To be done – Please repeat all of the lines that follow, exactly as written.

Data for the task –
+++++

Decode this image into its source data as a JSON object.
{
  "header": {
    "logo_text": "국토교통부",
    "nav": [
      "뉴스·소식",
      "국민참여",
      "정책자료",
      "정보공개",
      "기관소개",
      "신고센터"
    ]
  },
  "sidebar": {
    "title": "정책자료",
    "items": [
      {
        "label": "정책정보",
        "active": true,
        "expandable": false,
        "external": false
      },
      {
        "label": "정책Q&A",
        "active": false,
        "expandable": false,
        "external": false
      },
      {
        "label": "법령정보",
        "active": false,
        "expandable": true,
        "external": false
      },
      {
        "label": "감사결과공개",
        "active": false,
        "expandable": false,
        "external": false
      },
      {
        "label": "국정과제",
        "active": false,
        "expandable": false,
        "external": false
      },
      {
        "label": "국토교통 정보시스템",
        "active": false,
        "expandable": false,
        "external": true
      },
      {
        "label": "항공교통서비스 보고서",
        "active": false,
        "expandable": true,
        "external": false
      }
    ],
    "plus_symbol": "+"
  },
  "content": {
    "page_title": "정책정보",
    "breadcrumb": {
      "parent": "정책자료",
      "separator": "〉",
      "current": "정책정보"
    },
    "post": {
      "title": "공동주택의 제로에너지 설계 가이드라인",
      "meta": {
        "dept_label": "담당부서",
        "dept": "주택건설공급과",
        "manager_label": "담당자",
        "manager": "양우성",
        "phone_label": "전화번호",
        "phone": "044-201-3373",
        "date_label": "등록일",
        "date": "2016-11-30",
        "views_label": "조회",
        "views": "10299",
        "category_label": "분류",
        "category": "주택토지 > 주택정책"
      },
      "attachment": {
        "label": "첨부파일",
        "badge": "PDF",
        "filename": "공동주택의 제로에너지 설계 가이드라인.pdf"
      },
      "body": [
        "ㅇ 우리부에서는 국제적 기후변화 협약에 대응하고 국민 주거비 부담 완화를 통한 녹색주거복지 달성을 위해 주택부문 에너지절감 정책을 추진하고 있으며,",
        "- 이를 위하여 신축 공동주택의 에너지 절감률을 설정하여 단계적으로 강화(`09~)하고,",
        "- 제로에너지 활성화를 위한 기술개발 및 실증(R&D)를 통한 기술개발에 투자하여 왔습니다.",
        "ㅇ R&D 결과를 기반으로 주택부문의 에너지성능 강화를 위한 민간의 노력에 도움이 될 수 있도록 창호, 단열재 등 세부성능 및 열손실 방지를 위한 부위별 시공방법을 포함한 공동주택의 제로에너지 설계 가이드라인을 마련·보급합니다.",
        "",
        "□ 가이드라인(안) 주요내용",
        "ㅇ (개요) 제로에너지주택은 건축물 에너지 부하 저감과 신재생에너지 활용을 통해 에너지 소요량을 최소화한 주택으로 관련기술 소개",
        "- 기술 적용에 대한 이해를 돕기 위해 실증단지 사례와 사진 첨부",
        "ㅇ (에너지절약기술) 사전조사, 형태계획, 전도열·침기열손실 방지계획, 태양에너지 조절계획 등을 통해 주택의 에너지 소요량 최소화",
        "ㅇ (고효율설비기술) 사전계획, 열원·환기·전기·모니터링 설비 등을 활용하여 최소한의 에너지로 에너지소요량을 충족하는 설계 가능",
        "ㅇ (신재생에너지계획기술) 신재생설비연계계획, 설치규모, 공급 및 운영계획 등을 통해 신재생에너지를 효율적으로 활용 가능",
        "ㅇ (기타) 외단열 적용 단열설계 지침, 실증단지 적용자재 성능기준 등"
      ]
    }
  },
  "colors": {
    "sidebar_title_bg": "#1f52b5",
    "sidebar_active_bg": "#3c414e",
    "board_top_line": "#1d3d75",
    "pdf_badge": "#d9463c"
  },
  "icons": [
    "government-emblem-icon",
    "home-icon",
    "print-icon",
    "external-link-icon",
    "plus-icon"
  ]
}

+++++

Right answer –
Decode this image into its source data as a JSON object.
{
  "header": {
    "logo_text": "국토교통부",
    "nav": [
      "뉴스·소식",
      "국민참여",
      "정책자료",
      "정보공개",
      "기관소개",
      "신고센터"
    ]
  },
  "sidebar": {
    "title": "정책자료",
    "items": [
      {
        "label": "정책정보",
        "active": true,
        "expandable": false,
        "external": false
      },
      {
        "label": "정책Q&A",
        "active": false,
        "expandable": false,
        "external": false
      },
      {
        "label": "법령정보",
        "active": false,
        "expandable": true,
        "external": false
      },
      {
        "label": "감사결과공개",
        "active": false,
        "expandable": false,
        "external": false
      },
      {
        "label": "국정과제",
        "active": false,
        "expandable": false,
        "external": false
      },
      {
        "label": "국토교통 정보시스템",
        "active": false,
        "expandable": false,
        "external": true
      },
      {
        "label": "항공교통서비스 보고서",
        "active": false,
        "expandable": true,
        "external": false
      }
    ],
    "plus_symbol": "+"
  },
  "content": {
    "page_title": "정책정보",
    "breadcrumb": {
      "parent": "정책자료",
      "separator": "〉",
      "current": "정책정보"
    },
    "post": {
      "title": "공동주택의 제로에너지 설계 가이드라인",
      "meta": {
        "dept_label": "담당부서",
        "dept": "주택건설공급과",
        "manager_label": "담당자",
        "manager": "양우성",
        "phone_label": "전화번호",
        "phone": "044-201-3373",
        "date_label": "등록일",
        "date": "2016-11-30",
        "views_label": "조회",
        "views": "10299",
        "category_label": "분류",
        "category": "주택토지 > 주택정책"
      },
      "attachment": {
        "label": "첨부파일",
        "badge": "PDF",
        "filename": "공동주택의 제로에너지 설계 가이드라인.pdf"
      },
      "body": [
        "ㅇ 우리부에서는 국제적 기후변화 협약에 대응하고 국민 주거비 부담 완화를 통한 녹색주거복지 달성을 위해 주택부문 에너지절감 정책을 추진하고 있으며,",
        "- 이를 위하여 신축 공동주택의 에너지 절감률을 설정하여 단계적으로 강화(`09~)하고,",
        "- 제로에너지 활성화를 위한 기술개발 및 실증(R&D)를 통한 기술개발에 투자하여 왔습니다.",
        "ㅇ R&D 결과를 기반으로 주택부문의 에너지성능 강화를 위한 민간의 노력에 도움이 될 수 있도록 창호, 단열재 등 세부성능 및 열손실 방지를 위한 부위별 시공방법을 포함한 공동주택의 제로에너지 설계 가이드라인을 마련·보급합니다.",
        "",
        "□ 가이드라인(안) 주요내용",
        "ㅇ (개요) 제로에너지주택은 건축물 에너지 부하 저감과 신재생에너지 활용을 통해 에너지 소요량을 최소화한 주택으로 관련기술 소개",
        "- 기술 적용에 대한 이해를 돕기 위해 실증단지 사례와 사진 첨부",
        "ㅇ (에너지절약기술) 사전조사, 형태계획, 전도열·침기열손실 방지계획, 태양에너지 조절계획 등을 통해 주택의 에너지 소요량 최소화",
        "ㅇ (고효율설비기술) 사전계획, 열원·환기·전기·모니터링 설비 등을 활용하여 최소한의 에너지로 에너지소요량을 충족하는 설계 가능",
        "ㅇ (신재생에너지계획기술) 신재생설비연계계획, 설치규모, 공급 및 운영계획 등을 통해 신재생에너지를 효율적으로 활용 가능",
        "ㅇ (기타) 외단열 적용 단열설계 지침, 실증단지 적용자재 성능기준 등"
      ]
    }
  },
  "colors": {
    "sidebar_title_bg": "#1f52b5",
    "sidebar_active_bg": "#3c414e",
    "board_top_line": "#1d3d75",
    "pdf_badge": "#d9463c"
  },
  "icons": [
    "government-emblem-icon",
    "home-icon",
    "print-icon",
    "external-link-icon",
    "plus-icon"
  ]
}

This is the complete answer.